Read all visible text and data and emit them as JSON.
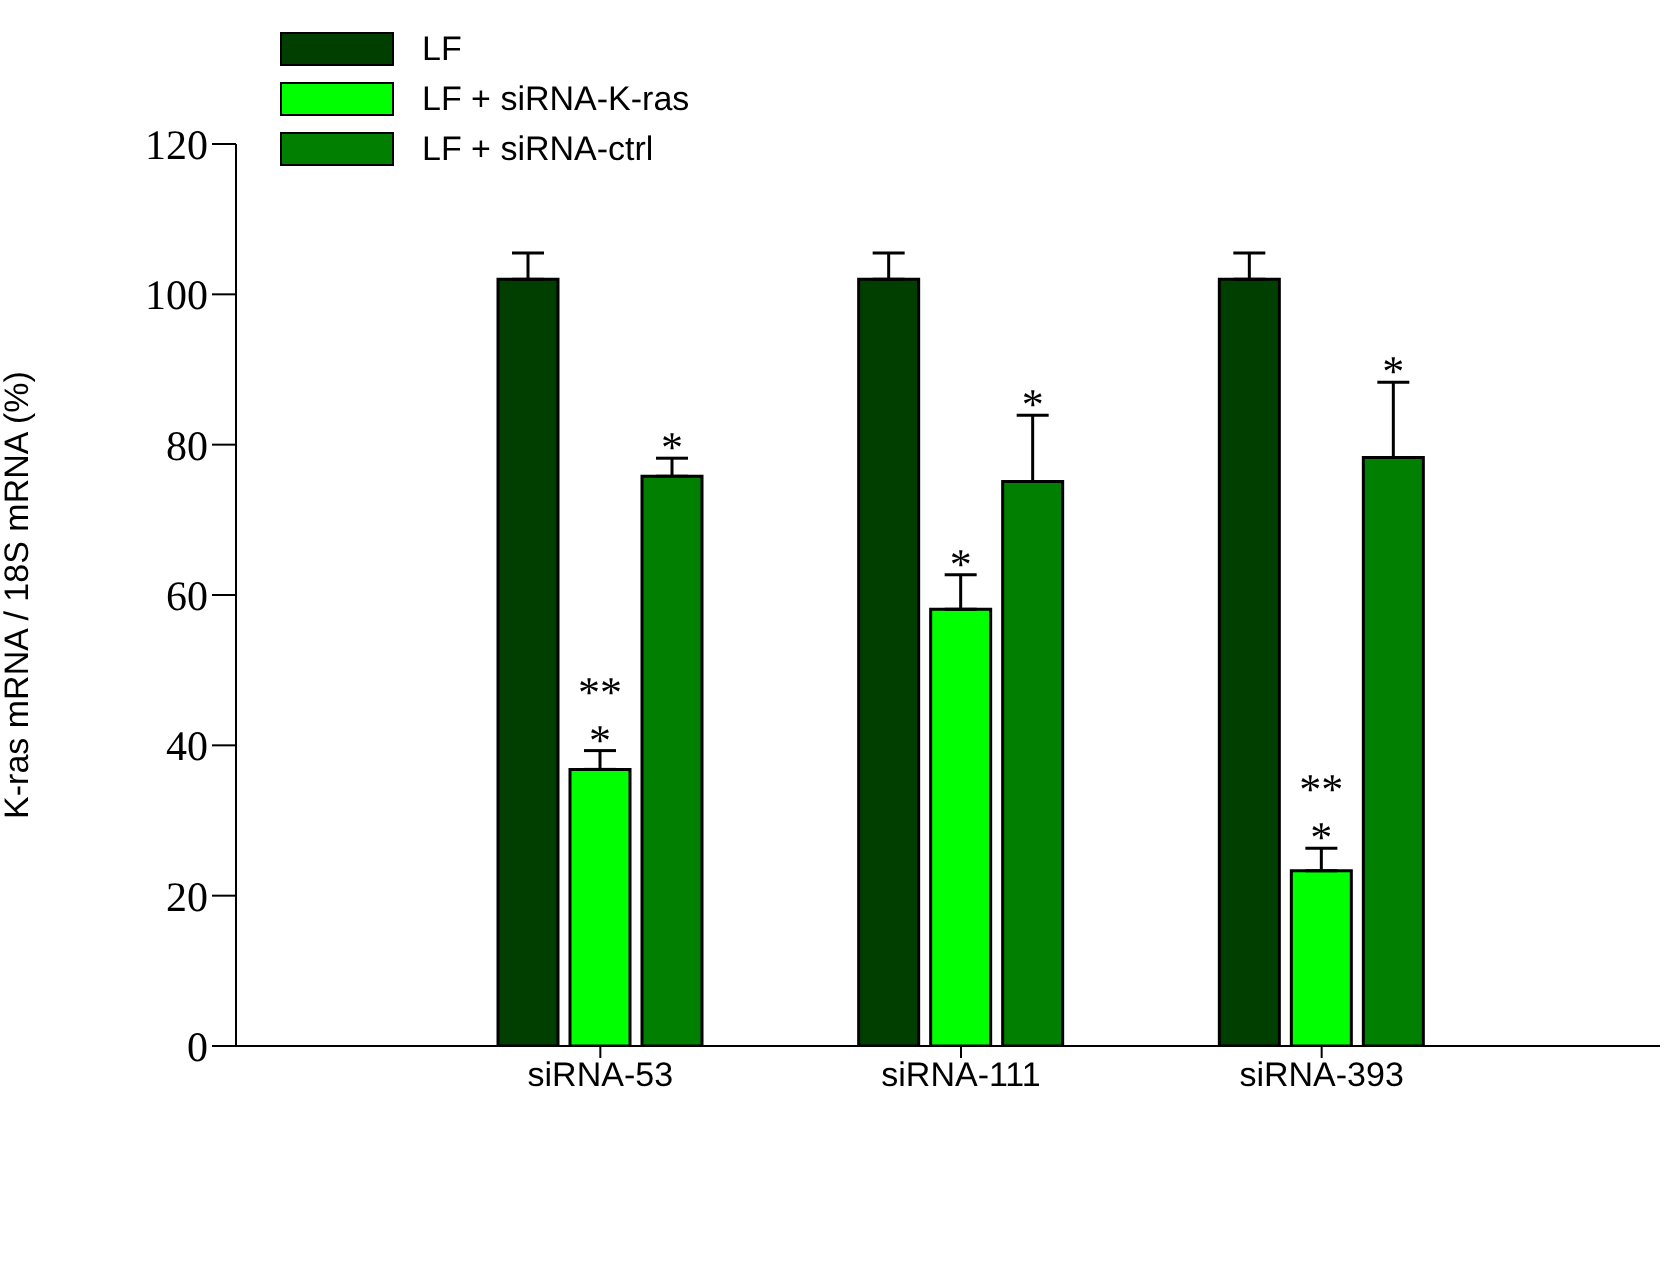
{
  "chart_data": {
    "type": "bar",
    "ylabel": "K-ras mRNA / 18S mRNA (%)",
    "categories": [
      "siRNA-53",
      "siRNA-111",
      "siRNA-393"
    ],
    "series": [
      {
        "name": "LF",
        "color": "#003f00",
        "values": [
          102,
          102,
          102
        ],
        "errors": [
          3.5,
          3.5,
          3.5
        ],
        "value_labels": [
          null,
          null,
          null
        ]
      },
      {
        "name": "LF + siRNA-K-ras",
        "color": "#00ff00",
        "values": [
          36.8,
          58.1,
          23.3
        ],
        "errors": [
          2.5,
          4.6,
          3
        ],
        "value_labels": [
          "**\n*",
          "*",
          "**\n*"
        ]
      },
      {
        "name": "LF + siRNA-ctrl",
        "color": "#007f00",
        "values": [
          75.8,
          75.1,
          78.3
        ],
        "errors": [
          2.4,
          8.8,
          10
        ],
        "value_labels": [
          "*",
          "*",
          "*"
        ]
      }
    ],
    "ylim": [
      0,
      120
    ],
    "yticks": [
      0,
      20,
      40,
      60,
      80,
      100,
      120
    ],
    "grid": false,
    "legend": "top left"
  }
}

──────────────────────────────

▶ Work item
Copy each line of the records precisely and drop any images they hold.

▶ Exercise solution
Read all visible text and data and emit them as JSON.
{
  "chart_data": {
    "type": "bar",
    "ylabel": "K-ras mRNA / 18S mRNA (%)",
    "categories": [
      "siRNA-53",
      "siRNA-111",
      "siRNA-393"
    ],
    "series": [
      {
        "name": "LF",
        "color": "#003f00",
        "values": [
          102,
          102,
          102
        ],
        "errors": [
          3.5,
          3.5,
          3.5
        ],
        "value_labels": [
          null,
          null,
          null
        ]
      },
      {
        "name": "LF + siRNA-K-ras",
        "color": "#00ff00",
        "values": [
          36.8,
          58.1,
          23.3
        ],
        "errors": [
          2.5,
          4.6,
          3
        ],
        "value_labels": [
          "**\n*",
          "*",
          "**\n*"
        ]
      },
      {
        "name": "LF + siRNA-ctrl",
        "color": "#007f00",
        "values": [
          75.8,
          75.1,
          78.3
        ],
        "errors": [
          2.4,
          8.8,
          10
        ],
        "value_labels": [
          "*",
          "*",
          "*"
        ]
      }
    ],
    "ylim": [
      0,
      120
    ],
    "yticks": [
      0,
      20,
      40,
      60,
      80,
      100,
      120
    ],
    "grid": false,
    "legend": "top left"
  }
}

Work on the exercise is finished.